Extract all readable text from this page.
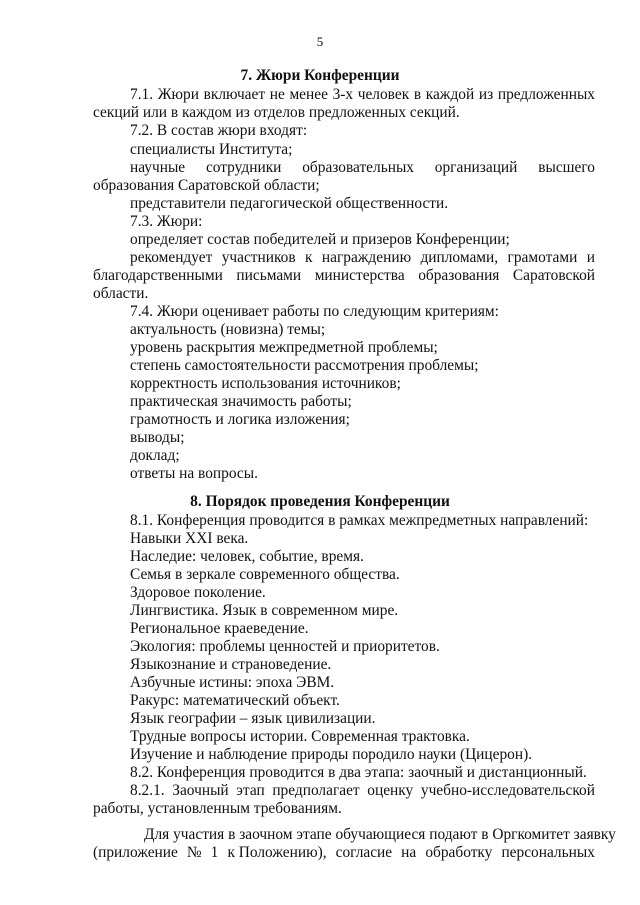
5
7. Жюри Конференции
7.1. Жюри включает не менее 3-х человек в каждой из предложенных
секций или в каждом из отделов предложенных секций.
7.2. В состав жюри входят:
специалисты Института;
научные сотрудники образовательных организаций высшего
образования Саратовской области;
представители педагогической общественности.
7.3. Жюри:
определяет состав победителей и призеров Конференции;
рекомендует участников к награждению дипломами, грамотами и
благодарственными письмами министерства образования Саратовской
области.
7.4. Жюри оценивает работы по следующим критериям:
актуальность (новизна) темы;
уровень раскрытия межпредметной проблемы;
степень самостоятельности рассмотрения проблемы;
корректность использования источников;
практическая значимость работы;
грамотность и логика изложения;
выводы;
доклад;
ответы на вопросы.
8. Порядок проведения Конференции
8.1. Конференция проводится в рамках межпредметных направлений:
Навыки XXI века.
Наследие: человек, событие, время.
Семья в зеркале современного общества.
Здоровое поколение.
Лингвистика. Язык в современном мире.
Региональное краеведение.
Экология: проблемы ценностей и приоритетов.
Языкознание и страноведение.
Азбучные истины: эпоха ЭВМ.
Ракурс: математический объект.
Язык географии – язык цивилизации.
Трудные вопросы истории. Современная трактовка.
Изучение и наблюдение природы породило науки (Цицерон).
8.2. Конференция проводится в два этапа: заочный и дистанционный.
8.2.1. Заочный этап предполагает оценку учебно-исследовательской
работы, установленным требованиям.
Для участия в заочном этапе обучающиеся подают в Оргкомитет заявку
(приложение № 1 к Положению), согласие на обработку персональных
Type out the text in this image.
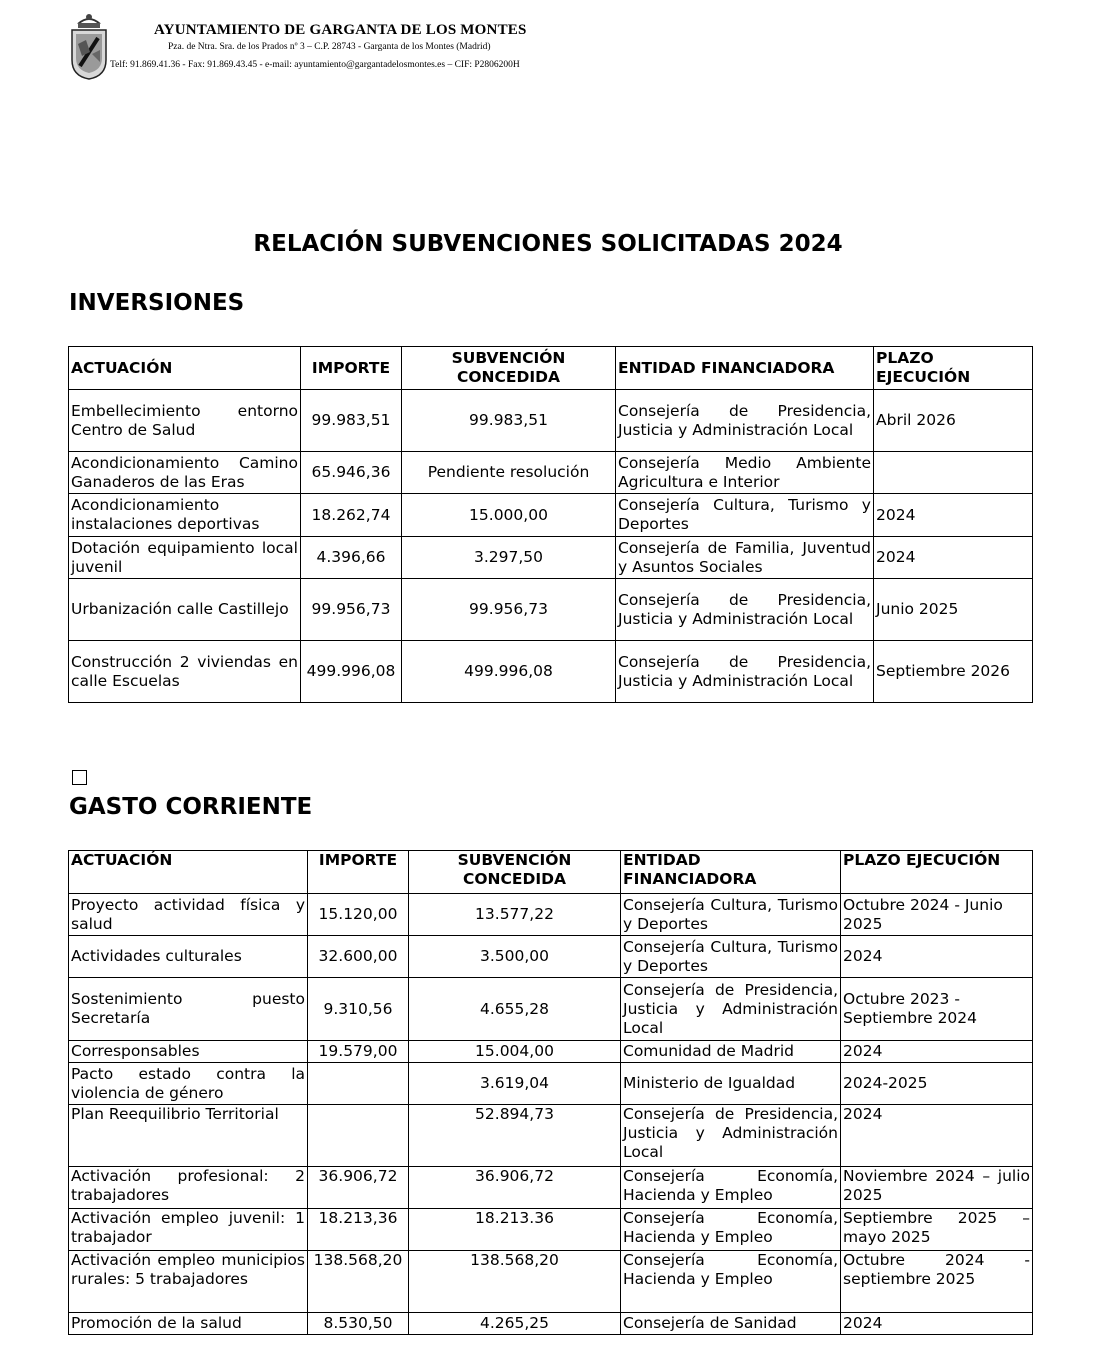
AYUNTAMIENTO DE GARGANTA DE LOS MONTES
Pza. de Ntra. Sra. de los Prados nº 3 – C.P. 28743 - Garganta de los Montes (Madrid)
Telf: 91.869.41.36 - Fax: 91.869.43.45 - e-mail: ayuntamiento@gargantadelosmontes.es – CIF: P2806200H
RELACIÓN SUBVENCIONES SOLICITADAS 2024
INVERSIONES
ACTUACIÓN	IMPORTE	SUBVENCIÓN CONCEDIDA	ENTIDAD FINANCIADORA	PLAZO EJECUCIÓN
Embellecimiento entorno Centro de Salud	99.983,51	99.983,51	Consejería de Presidencia, Justicia y Administración Local	Abril 2026
Acondicionamiento Camino Ganaderos de las Eras	65.946,36	Pendiente resolución	Consejería Medio Ambiente Agricultura e Interior	
Acondicionamiento instalaciones deportivas	18.262,74	15.000,00	Consejería Cultura, Turismo y Deportes	2024
Dotación equipamiento local juvenil	4.396,66	3.297,50	Consejería de Familia, Juventud y Asuntos Sociales	2024
Urbanización calle Castillejo	99.956,73	99.956,73	Consejería de Presidencia, Justicia y Administración Local	Junio 2025
Construcción 2 viviendas en calle Escuelas	499.996,08	499.996,08	Consejería de Presidencia, Justicia y Administración Local	Septiembre 2026
GASTO CORRIENTE
ACTUACIÓN	IMPORTE	SUBVENCIÓN CONCEDIDA	ENTIDAD FINANCIADORA	PLAZO EJECUCIÓN
Proyecto actividad física y salud	15.120,00	13.577,22	Consejería Cultura, Turismo y Deportes	Octubre 2024 - Junio 2025
Actividades culturales	32.600,00	3.500,00	Consejería Cultura, Turismo y Deportes	2024
Sostenimiento puesto Secretaría	9.310,56	4.655,28	Consejería de Presidencia, Justicia y Administración Local	Octubre 2023 - Septiembre 2024
Corresponsables	19.579,00	15.004,00	Comunidad de Madrid	2024
Pacto estado contra la violencia de género		3.619,04	Ministerio de Igualdad	2024-2025
Plan Reequilibrio Territorial		52.894,73	Consejería de Presidencia, Justicia y Administración Local	2024
Activación profesional: 2 trabajadores	36.906,72	36.906,72	Consejería Economía, Hacienda y Empleo	Noviembre 2024 – julio 2025
Activación empleo juvenil: 1 trabajador	18.213,36	18.213.36	Consejería Economía, Hacienda y Empleo	Septiembre 2025 – mayo 2025
Activación empleo municipios rurales: 5 trabajadores	138.568,20	138.568,20	Consejería Economía, Hacienda y Empleo	Octubre 2024 - septiembre 2025
Promoción de la salud	8.530,50	4.265,25	Consejería de Sanidad	2024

▶ [Goal] Within the material above, find the lines that contain the word "Acondicionamiento"; copy them.

▶ [The output]
Acondicionamiento Camino Ganaderos de las Eras	65.946,36	Pendiente resolución	Consejería Medio Ambiente Agricultura e Interior	
Acondicionamiento instalaciones deportivas	18.262,74	15.000,00	Consejería Cultura, Turismo y Deportes	2024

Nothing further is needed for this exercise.